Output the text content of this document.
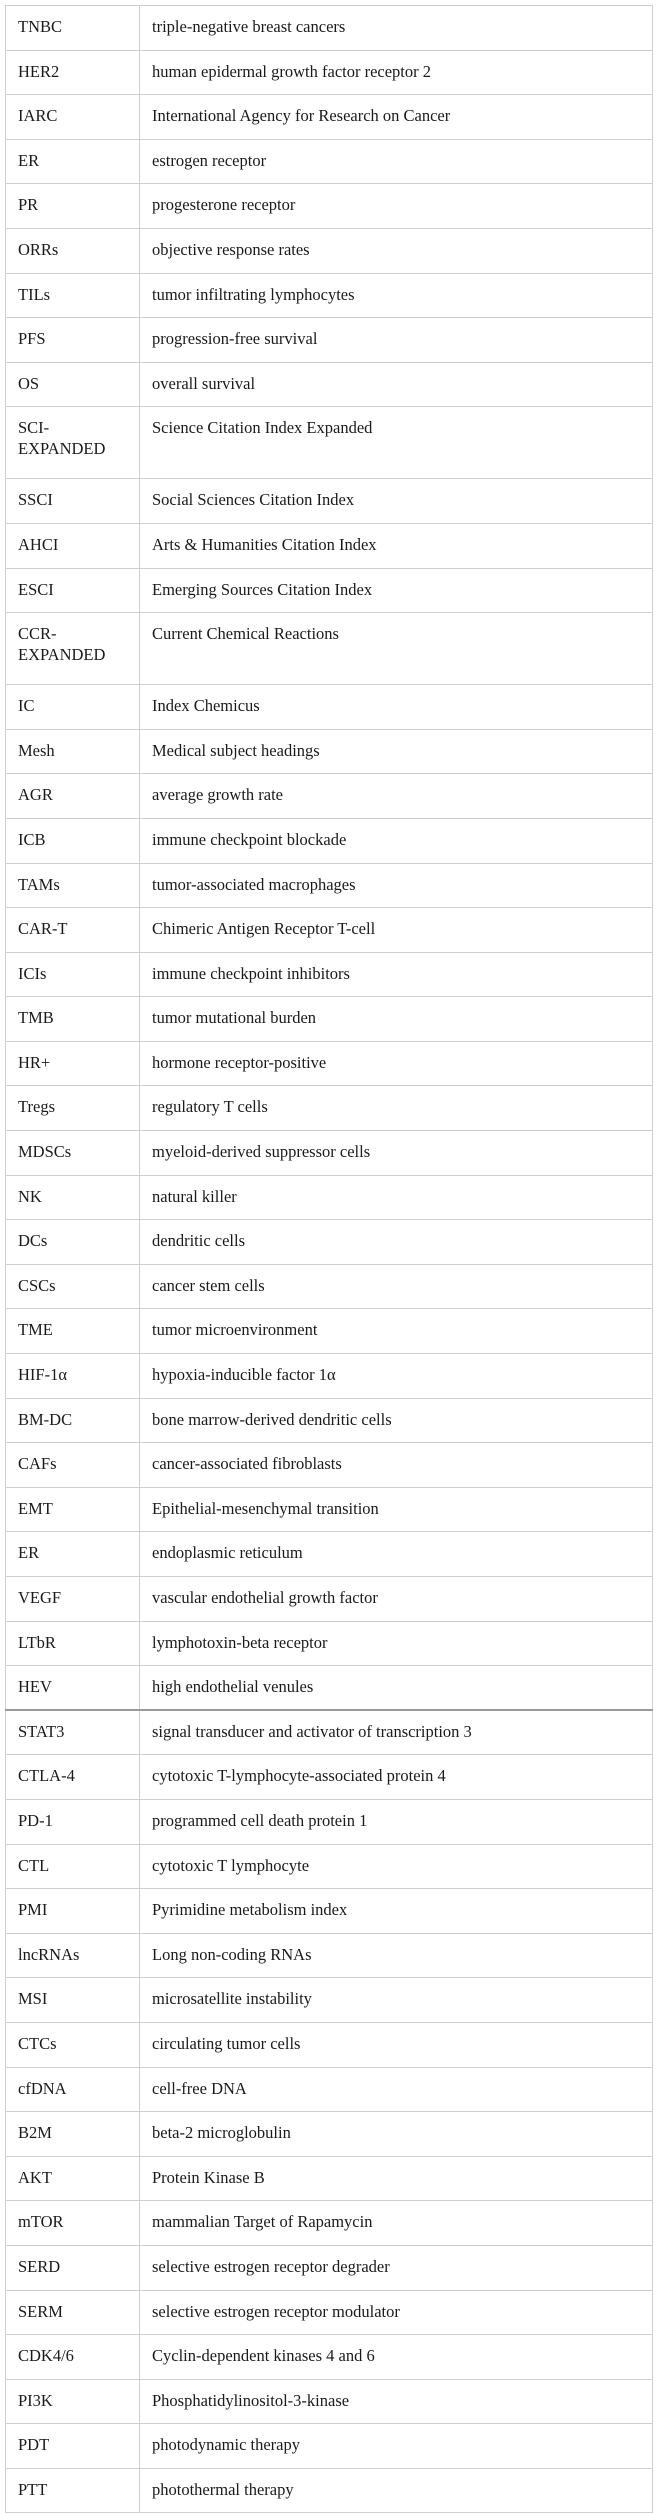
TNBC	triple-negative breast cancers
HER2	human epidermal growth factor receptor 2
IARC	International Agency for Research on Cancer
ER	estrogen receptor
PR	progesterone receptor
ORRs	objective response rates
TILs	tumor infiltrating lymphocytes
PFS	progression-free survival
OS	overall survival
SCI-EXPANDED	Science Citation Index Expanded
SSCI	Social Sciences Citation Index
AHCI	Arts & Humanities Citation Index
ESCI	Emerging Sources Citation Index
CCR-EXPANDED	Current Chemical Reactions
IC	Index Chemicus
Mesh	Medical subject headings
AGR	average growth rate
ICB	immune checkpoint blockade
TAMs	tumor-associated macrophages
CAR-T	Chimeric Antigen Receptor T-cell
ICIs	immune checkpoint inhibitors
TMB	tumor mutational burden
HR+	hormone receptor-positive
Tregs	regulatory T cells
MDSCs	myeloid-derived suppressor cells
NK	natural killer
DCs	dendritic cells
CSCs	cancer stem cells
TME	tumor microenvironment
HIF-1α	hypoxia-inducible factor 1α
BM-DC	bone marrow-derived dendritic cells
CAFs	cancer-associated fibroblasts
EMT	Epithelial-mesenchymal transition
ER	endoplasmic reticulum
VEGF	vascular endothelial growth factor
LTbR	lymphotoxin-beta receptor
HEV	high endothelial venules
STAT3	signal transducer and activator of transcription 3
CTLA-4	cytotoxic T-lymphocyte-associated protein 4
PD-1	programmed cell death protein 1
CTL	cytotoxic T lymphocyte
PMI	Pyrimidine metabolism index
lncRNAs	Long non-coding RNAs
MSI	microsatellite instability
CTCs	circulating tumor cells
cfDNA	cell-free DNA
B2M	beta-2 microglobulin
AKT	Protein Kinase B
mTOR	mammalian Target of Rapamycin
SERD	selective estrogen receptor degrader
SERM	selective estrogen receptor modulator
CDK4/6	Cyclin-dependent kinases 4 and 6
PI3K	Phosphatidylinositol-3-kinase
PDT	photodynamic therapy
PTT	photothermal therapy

· · · · · · ·

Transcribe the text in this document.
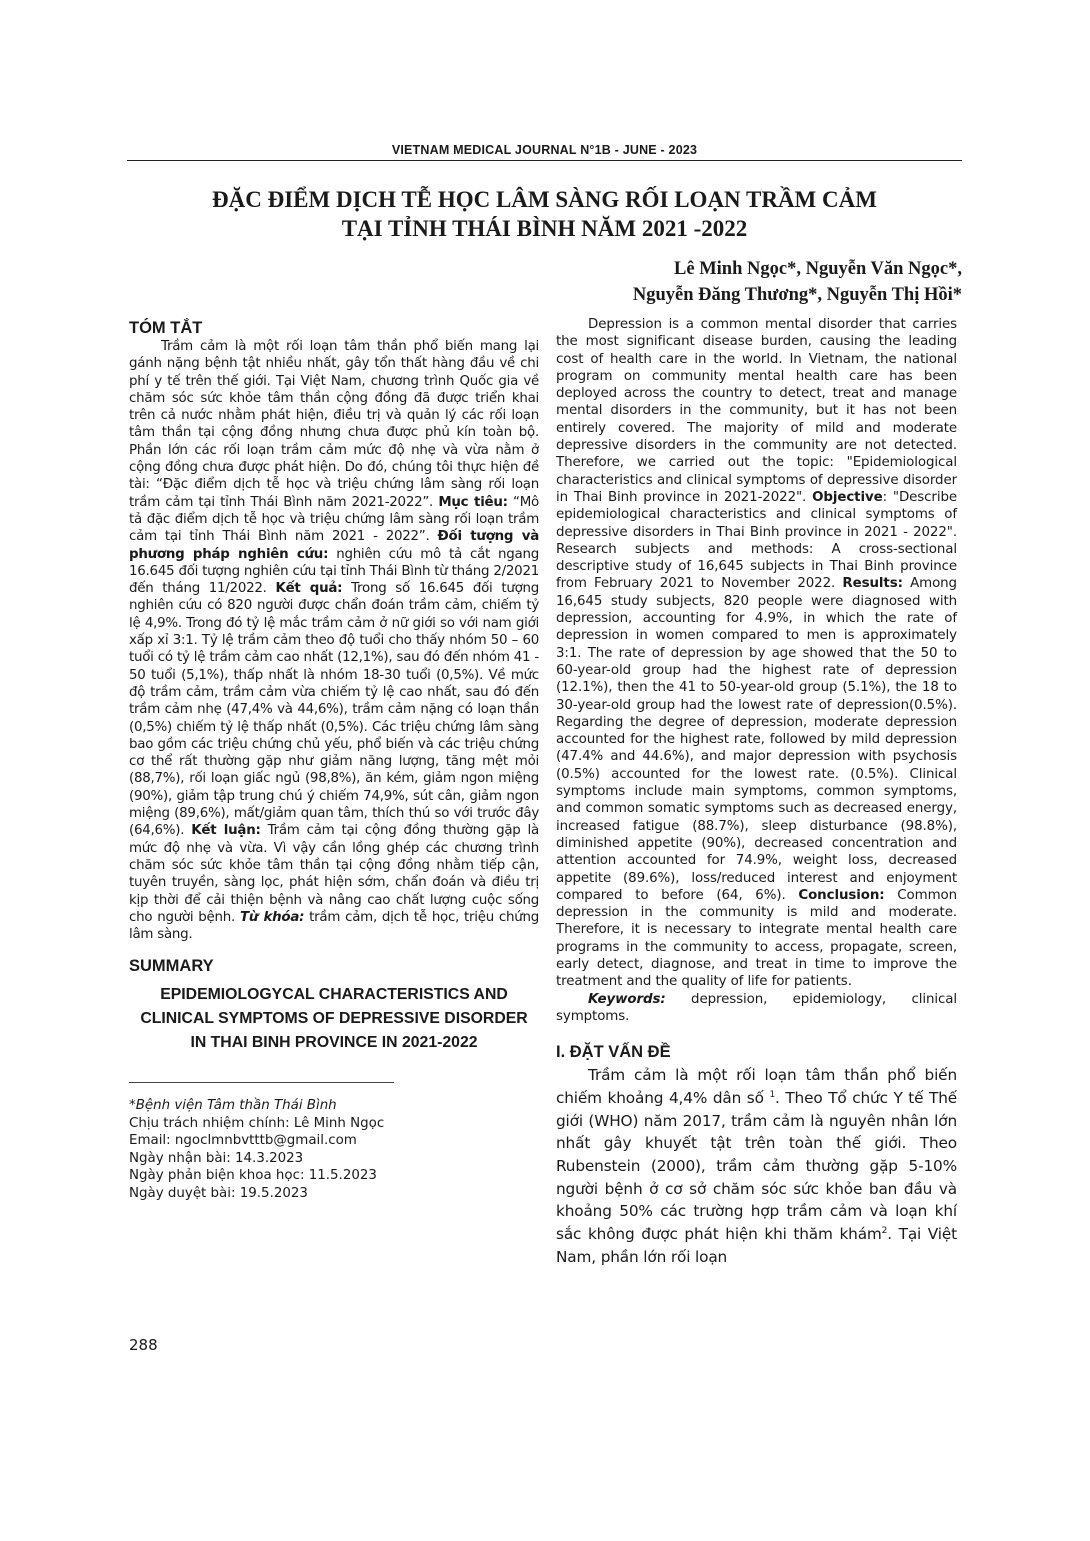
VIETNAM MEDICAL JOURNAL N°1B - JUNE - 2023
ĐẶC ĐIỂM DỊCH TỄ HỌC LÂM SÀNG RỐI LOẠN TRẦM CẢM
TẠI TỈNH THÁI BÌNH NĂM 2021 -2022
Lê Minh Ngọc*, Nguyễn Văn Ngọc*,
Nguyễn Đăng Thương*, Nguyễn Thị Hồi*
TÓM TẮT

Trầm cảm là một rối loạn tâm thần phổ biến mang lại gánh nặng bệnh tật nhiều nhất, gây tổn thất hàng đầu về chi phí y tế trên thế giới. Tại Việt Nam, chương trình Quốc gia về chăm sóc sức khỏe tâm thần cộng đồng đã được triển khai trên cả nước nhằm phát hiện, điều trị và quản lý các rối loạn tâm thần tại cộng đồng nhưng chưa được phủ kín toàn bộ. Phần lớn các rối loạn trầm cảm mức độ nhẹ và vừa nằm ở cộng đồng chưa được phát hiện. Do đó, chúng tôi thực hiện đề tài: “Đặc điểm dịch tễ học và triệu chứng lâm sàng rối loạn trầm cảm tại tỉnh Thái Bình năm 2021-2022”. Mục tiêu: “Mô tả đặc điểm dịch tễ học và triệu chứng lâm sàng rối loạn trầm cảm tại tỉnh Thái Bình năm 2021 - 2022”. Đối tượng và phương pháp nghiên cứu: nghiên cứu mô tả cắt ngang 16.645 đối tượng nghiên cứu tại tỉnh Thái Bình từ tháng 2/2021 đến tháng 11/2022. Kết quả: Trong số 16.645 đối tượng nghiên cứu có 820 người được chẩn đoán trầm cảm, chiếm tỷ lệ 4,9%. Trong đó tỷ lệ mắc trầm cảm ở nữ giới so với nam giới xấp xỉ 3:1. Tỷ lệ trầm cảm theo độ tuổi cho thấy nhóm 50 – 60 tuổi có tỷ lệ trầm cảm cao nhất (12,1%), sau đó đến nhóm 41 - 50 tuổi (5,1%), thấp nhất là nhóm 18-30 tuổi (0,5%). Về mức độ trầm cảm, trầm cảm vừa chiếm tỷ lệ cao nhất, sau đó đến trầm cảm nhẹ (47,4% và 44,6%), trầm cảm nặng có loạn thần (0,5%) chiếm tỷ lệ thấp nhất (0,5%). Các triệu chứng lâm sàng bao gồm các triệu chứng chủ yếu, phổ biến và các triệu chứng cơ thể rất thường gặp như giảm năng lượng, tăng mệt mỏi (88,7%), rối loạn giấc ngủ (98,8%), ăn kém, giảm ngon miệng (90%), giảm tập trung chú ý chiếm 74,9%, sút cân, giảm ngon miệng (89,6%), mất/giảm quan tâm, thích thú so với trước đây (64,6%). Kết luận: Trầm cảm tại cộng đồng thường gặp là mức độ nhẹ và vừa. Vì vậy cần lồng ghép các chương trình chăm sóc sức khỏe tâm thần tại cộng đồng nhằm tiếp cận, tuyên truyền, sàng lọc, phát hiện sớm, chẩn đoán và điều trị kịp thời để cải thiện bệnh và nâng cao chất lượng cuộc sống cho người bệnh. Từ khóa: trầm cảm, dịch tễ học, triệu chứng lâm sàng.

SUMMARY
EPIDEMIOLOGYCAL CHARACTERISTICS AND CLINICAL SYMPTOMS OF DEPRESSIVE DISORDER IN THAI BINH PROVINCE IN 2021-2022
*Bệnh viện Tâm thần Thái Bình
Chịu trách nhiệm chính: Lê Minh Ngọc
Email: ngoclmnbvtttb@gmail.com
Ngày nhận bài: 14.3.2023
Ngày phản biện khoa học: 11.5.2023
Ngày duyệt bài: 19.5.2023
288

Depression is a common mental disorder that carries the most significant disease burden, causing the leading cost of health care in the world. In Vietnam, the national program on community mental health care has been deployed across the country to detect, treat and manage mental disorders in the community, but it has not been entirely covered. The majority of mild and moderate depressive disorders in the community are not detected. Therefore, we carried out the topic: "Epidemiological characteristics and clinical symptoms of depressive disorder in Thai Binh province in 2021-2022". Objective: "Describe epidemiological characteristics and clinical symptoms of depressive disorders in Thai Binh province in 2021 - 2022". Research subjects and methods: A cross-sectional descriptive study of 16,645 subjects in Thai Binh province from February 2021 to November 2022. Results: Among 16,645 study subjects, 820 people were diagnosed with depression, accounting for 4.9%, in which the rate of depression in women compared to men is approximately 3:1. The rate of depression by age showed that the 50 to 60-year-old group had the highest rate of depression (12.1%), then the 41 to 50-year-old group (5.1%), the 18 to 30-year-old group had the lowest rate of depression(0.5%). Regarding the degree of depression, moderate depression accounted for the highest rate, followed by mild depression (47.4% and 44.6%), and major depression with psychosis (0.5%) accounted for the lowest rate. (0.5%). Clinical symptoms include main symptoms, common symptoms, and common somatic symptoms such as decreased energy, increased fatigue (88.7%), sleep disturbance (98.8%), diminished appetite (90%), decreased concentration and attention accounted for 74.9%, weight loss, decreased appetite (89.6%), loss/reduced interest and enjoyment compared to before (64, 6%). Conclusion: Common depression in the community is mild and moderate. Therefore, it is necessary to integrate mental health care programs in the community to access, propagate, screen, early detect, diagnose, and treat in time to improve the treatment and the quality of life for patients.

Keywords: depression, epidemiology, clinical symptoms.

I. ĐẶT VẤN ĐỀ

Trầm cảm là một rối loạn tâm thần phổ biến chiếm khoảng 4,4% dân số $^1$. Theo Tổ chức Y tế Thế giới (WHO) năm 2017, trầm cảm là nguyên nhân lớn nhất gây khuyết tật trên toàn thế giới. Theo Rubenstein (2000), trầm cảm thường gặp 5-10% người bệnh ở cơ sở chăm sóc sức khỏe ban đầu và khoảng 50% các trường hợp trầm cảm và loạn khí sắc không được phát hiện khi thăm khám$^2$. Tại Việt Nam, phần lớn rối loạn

· · · · · · ·

◆ PROBLEM DESCRIPTION
Filter the entries above down to the lines containing the word "document".

◆ ANSWER TO THIS TASK
Output the text content of this document.
Transcribe the text in this document.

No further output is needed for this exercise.